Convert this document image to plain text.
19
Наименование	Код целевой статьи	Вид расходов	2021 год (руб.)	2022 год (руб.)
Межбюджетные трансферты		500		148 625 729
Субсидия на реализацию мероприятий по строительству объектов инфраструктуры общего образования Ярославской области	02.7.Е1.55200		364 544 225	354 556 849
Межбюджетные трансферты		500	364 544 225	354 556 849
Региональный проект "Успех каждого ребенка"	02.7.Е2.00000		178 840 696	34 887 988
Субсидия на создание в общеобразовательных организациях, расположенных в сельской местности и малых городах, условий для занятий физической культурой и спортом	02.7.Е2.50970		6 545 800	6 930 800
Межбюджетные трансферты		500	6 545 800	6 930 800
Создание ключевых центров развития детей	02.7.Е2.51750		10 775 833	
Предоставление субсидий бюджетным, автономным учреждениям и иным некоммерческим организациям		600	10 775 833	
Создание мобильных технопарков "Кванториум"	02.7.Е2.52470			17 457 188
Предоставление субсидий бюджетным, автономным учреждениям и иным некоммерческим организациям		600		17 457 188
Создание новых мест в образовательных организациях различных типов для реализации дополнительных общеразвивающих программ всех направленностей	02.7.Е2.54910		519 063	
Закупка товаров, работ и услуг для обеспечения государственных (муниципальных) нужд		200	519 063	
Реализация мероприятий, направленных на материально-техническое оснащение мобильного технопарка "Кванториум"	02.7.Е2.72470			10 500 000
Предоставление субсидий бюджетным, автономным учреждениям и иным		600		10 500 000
○ ○ ○ ○ ○ ○ ○
• WHAT YOU NEED TO DO
Reproduce the listing in full. Keep it exactly as written.

• RESULT OF THE TASK
Convert this document image to plain text.
19
Наименование	Код целевой статьи	Вид расходов	2021 год (руб.)	2022 год (руб.)
Межбюджетные трансферты		500		148 625 729
Субсидия на реализацию мероприятий по строительству объектов инфраструктуры общего образования Ярославской области	02.7.Е1.55200		364 544 225	354 556 849
Межбюджетные трансферты		500	364 544 225	354 556 849
Региональный проект "Успех каждого ребенка"	02.7.Е2.00000		178 840 696	34 887 988
Субсидия на создание в общеобразовательных организациях, расположенных в сельской местности и малых городах, условий для занятий физической культурой и спортом	02.7.Е2.50970		6 545 800	6 930 800
Межбюджетные трансферты		500	6 545 800	6 930 800
Создание ключевых центров развития детей	02.7.Е2.51750		10 775 833	
Предоставление субсидий бюджетным, автономным учреждениям и иным некоммерческим организациям		600	10 775 833	
Создание мобильных технопарков "Кванториум"	02.7.Е2.52470			17 457 188
Предоставление субсидий бюджетным, автономным учреждениям и иным некоммерческим организациям		600		17 457 188
Создание новых мест в образовательных организациях различных типов для реализации дополнительных общеразвивающих программ всех направленностей	02.7.Е2.54910		519 063	
Закупка товаров, работ и услуг для обеспечения государственных (муниципальных) нужд		200	519 063	
Реализация мероприятий, направленных на материально-техническое оснащение мобильного технопарка "Кванториум"	02.7.Е2.72470			10 500 000
Предоставление субсидий бюджетным, автономным учреждениям и иным		600		10 500 000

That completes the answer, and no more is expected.